Problem source

In this question, $n \geq 2$.
\begin{questionparts}
\item A solid, of uniform density, is formed by rotating through $360°$ about the $y$-axis the region bounded by the part of the curve $r^{n-1}y = r^n - x^n$ with $0 \leq x \leq r$, and the $x$- and $y$-axes.
Show that the $y$-coordinate of the centre of mass of this solid is $\frac{nr}{2(n+1)}$.
\item Show that the normal to the curve $r^{n-1}y = r^n - x^n$ at the point $(rp, r(1-p^n))$, where $0 < p < 1$, meets the $y$-axis at $(0, Y)$, where $Y = r\left(1 - p^n - \frac{1}{np^{n-2}}\right)$.
In the case $n = 4$, show that the greatest value of $Y$ is $\frac{1}{4}r$.
\item A solid is formed by rotating through $360°$ about the $y$-axis the region bounded by the curves $r^3y = r^4 - x^4$ and $ry = -(r^2 - x^2)$, both for $0 \leq x \leq r$.
$A$ and $B$ are the points $(0, -r)$ and $(0, r)$, respectively, on the surface of the solid.

● ● ● ● ● ● ●

→ WORK TO COMPLETE:
A – In the solids-of-revolution problem, what greatest value of $Y$ must be shown for the case $n = 4$?
B – Please resume the solids-of-revolution problem from the point where it stops.
The records after this point play no part in the work.

(Items stored in a collection)
● ● ● ● ● ● ●

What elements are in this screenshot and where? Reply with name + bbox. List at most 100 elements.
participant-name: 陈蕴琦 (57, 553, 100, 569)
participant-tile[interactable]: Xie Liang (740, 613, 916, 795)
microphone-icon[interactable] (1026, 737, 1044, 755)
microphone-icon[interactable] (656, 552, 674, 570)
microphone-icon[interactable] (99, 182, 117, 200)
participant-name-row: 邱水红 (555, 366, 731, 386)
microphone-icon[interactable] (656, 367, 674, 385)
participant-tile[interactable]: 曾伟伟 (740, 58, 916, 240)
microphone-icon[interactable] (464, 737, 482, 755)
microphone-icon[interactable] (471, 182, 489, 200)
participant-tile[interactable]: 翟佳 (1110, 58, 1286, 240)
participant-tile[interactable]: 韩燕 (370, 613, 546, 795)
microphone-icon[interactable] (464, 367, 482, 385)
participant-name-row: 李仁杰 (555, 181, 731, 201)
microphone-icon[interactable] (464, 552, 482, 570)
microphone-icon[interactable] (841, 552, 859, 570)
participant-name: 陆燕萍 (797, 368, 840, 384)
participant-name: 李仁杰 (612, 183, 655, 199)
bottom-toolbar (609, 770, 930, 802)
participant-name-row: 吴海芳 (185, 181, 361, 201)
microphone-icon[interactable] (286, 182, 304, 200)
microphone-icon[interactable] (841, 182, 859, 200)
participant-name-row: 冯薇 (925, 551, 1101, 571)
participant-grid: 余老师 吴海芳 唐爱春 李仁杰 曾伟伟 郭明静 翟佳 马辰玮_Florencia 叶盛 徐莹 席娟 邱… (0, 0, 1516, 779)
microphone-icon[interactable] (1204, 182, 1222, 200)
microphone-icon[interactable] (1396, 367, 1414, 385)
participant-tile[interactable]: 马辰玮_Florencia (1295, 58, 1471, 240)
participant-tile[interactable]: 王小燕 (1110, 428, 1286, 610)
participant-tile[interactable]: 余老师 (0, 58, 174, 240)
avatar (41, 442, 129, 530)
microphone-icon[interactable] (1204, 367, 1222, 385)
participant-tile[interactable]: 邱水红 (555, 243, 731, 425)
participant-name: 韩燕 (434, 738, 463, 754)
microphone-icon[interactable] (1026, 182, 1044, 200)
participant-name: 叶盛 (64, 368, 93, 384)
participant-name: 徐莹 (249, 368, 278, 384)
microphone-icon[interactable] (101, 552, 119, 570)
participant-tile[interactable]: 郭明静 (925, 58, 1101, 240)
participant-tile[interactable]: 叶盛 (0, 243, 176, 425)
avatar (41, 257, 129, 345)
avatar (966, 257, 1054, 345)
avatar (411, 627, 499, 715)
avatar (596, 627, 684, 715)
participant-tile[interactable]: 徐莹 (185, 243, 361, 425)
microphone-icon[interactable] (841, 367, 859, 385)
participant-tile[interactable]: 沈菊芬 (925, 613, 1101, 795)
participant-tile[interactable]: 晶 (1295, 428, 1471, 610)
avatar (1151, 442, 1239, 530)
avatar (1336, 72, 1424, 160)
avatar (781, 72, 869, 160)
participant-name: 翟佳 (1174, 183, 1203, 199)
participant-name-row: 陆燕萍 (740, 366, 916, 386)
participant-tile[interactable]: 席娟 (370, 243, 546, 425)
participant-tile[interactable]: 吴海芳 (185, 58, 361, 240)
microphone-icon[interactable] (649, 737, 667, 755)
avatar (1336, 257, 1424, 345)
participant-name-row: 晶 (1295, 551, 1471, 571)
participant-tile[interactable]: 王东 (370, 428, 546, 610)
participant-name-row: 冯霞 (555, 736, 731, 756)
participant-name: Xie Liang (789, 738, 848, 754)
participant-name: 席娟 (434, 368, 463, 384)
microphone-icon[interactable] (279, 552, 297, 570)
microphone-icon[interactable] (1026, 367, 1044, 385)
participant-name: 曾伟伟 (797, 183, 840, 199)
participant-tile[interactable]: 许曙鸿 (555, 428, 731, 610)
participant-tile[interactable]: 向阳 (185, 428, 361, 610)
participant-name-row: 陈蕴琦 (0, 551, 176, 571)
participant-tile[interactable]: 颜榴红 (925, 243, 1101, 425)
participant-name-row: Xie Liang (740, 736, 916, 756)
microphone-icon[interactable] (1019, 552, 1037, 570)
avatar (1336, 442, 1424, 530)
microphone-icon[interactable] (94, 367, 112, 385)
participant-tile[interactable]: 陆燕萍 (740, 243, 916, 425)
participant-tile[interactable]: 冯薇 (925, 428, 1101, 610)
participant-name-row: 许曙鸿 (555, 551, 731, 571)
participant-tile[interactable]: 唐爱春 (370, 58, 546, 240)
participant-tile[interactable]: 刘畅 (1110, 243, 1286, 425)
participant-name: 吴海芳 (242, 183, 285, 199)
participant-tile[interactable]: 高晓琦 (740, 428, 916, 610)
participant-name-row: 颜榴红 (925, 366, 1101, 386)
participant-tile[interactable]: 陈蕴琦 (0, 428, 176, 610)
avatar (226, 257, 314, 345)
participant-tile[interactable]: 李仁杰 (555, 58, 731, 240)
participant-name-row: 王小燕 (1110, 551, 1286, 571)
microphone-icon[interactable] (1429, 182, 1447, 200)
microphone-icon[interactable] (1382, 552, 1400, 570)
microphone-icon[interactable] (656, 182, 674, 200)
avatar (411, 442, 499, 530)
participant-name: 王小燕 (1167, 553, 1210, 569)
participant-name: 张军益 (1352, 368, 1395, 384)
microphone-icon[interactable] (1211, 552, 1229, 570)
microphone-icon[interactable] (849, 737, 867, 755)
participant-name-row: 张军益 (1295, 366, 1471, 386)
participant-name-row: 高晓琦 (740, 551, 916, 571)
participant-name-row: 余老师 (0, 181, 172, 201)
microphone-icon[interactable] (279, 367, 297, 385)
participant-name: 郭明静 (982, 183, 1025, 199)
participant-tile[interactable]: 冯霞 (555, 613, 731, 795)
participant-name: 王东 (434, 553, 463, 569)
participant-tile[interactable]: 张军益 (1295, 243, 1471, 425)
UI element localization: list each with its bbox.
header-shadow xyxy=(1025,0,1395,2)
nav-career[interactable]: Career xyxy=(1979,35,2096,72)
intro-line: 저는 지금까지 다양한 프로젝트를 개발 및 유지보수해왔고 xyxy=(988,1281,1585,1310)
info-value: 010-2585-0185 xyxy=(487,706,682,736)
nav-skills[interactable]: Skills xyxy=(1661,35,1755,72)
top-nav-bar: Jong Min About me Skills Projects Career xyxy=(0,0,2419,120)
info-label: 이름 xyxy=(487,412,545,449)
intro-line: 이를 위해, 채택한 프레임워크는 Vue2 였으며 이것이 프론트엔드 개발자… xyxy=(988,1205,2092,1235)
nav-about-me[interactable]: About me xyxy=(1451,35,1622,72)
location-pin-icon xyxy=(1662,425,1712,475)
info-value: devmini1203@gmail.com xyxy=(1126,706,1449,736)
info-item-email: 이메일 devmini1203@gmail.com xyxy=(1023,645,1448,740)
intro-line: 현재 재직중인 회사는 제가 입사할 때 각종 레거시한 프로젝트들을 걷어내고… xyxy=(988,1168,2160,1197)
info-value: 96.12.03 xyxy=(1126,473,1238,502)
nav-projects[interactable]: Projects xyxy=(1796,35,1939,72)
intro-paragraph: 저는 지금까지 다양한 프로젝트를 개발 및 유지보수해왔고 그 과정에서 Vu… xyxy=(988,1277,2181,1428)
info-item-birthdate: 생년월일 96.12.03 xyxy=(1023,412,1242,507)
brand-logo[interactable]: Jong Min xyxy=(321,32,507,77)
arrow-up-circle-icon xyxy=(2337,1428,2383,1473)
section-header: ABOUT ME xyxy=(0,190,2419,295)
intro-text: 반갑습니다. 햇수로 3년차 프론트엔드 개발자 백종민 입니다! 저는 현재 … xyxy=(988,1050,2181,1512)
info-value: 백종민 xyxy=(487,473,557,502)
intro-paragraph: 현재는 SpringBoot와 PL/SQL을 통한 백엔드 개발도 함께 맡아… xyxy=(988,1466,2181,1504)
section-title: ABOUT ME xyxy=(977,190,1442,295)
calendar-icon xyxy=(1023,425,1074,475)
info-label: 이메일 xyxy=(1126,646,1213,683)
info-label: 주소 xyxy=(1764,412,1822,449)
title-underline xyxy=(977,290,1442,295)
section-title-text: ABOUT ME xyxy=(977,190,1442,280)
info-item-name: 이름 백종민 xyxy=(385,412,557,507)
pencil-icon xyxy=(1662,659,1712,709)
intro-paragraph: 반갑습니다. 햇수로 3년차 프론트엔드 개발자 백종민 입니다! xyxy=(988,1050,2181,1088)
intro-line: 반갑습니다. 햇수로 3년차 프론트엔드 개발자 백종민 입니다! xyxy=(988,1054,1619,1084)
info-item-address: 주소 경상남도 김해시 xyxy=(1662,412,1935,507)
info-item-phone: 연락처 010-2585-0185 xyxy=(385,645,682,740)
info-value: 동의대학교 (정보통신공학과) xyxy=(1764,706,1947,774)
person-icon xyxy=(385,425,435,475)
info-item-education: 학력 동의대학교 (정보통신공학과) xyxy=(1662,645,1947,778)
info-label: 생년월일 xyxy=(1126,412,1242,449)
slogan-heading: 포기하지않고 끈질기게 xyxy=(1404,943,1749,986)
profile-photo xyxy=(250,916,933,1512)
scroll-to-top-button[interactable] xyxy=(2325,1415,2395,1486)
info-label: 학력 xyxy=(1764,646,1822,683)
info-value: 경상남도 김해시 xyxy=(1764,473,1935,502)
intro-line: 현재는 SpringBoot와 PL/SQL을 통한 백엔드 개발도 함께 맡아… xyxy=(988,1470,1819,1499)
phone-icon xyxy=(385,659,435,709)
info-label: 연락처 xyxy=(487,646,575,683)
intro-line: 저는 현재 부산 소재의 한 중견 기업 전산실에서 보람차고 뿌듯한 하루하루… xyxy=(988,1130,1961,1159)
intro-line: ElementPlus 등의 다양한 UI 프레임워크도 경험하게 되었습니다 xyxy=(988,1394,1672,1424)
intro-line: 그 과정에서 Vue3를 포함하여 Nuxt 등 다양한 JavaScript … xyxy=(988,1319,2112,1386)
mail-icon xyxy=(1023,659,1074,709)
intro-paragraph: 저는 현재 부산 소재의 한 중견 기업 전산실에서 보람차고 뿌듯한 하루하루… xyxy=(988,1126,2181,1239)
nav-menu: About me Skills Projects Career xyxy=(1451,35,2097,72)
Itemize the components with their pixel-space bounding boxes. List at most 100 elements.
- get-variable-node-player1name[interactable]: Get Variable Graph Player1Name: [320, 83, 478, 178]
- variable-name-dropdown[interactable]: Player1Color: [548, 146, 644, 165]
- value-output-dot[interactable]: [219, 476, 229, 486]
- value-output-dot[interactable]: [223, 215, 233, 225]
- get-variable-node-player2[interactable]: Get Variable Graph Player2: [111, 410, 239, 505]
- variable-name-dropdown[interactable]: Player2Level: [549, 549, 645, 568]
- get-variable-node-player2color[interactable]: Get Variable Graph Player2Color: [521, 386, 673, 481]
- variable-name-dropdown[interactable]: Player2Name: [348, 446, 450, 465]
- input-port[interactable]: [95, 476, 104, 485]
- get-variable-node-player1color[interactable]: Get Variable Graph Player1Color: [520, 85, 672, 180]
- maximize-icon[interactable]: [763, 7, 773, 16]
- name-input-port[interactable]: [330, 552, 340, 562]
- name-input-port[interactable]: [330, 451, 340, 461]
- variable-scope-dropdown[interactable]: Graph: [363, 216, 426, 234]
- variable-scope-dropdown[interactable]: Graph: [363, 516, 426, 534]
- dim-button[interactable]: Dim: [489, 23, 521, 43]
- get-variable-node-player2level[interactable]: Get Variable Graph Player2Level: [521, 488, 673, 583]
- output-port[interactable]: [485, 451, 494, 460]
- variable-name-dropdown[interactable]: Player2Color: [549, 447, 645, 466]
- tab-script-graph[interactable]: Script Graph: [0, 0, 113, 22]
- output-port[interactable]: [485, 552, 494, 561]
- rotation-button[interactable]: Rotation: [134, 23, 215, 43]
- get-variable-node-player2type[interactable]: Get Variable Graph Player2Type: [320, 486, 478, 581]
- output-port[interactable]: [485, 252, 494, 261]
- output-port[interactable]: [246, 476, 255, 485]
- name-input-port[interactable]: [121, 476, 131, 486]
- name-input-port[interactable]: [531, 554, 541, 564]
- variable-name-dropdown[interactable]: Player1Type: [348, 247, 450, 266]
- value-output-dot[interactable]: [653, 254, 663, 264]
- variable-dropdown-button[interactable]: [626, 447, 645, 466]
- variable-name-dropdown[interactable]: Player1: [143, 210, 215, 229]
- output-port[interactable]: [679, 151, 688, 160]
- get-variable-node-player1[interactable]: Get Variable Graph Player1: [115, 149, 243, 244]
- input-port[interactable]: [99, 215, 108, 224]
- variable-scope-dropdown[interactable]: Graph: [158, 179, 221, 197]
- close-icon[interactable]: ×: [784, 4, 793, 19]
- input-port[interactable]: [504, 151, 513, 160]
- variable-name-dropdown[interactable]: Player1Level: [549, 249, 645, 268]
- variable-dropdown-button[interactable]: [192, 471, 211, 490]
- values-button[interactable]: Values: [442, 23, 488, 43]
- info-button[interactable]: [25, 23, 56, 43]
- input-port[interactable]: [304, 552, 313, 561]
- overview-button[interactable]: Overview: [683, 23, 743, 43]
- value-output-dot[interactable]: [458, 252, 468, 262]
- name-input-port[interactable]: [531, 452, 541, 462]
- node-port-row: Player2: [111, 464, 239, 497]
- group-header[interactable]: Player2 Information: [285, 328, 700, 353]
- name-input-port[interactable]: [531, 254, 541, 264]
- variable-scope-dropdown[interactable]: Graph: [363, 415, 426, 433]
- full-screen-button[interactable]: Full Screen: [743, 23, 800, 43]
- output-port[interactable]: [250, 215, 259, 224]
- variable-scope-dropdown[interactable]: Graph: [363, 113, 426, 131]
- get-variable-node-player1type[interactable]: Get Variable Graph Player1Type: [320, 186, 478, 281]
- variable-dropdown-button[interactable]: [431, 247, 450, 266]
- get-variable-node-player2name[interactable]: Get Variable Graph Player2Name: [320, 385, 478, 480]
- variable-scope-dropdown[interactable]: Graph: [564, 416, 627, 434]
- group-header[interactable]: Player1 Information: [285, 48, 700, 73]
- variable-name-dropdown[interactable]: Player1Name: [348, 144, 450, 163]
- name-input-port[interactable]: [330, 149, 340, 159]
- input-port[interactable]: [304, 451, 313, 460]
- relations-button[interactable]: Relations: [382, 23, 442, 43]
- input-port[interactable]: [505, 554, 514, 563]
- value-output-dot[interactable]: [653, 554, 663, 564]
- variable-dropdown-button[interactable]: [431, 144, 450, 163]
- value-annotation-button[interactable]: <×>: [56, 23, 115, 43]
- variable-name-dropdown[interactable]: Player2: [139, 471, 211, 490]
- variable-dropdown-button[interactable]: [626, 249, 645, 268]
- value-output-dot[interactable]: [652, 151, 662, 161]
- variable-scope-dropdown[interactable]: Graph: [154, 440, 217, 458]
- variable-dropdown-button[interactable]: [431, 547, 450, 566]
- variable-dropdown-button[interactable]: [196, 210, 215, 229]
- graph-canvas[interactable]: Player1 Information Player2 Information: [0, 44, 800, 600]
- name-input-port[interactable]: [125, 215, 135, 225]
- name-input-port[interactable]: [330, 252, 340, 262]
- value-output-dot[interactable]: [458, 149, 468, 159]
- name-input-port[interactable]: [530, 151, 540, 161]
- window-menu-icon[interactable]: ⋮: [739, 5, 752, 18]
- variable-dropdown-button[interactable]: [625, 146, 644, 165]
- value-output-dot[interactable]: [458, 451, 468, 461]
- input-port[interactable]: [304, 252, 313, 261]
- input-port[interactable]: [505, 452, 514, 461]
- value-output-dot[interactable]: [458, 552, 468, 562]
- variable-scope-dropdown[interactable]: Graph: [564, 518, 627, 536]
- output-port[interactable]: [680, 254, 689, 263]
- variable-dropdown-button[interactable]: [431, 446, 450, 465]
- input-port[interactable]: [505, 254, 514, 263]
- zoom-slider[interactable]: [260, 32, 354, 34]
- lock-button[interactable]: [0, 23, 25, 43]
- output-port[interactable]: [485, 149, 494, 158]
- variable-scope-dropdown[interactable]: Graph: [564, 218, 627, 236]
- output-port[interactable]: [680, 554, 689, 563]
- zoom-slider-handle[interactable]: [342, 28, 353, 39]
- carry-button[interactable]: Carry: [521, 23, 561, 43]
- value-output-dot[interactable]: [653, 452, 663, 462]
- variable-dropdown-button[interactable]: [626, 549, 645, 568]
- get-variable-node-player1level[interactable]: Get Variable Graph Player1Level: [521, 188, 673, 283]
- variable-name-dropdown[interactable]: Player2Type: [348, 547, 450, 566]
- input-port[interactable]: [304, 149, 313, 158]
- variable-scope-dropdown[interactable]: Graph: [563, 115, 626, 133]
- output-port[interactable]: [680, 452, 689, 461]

● ● ● ● ● ● ●

→ ANSWERS TO EACH TASK:
A – $\frac{1}{4}r$

B –
Show that the solid can rest in equilibrium on a horizontal surface with the vector $\overrightarrow{AB}$ at three different, non-zero, angles to the upward vertical. You should not attempt to find these angles.
\end{questionparts}

Solution source

\begin{questionparts}
\item \begin{center}
    \begin{tikzpicture}[scale=2]
    \draw[->] (0, -0.5) -- (0, 1.5);
    \draw[->] (-2, 0) -- (2, 0);

    \draw[domain = 0:1, variable = \x]  plot ({\x},{1-(\x)^3}); 
    \draw[domain = 0:1, variable = \x]  plot ({-\x},{1-(\x)^3}); 

    
    % \draw (2, 0) -- (2, 4.2426);
    \draw[domain = 3.14:6.81, variable = \x]  plot ({(1-(0.6)^3)*cos(deg(\x))}, {0.5+sin(deg(\x))/10}); 
    \draw[domain = 0:6.81, variable = \x]  plot ({(1-(0.6)^3)*cos(deg(\x))}, {0.55+sin(deg(\x))/10}); 
    
    
    % \node at (2.05, 1.6) {\tiny $\delta x$};
    % \node at (2.5, 1.4) {\tiny $(x,y)$};
    
    \node[below] at (1, 0)  {\small $r$};
    \node[below] at (-1, 0)  {\small $-r$};
    \node[above left] at (0, 1)  {\small $r$};
    
\end{tikzpicture}
\end{center}

By symmetry, the centre of mass will lie on the $y$ axis.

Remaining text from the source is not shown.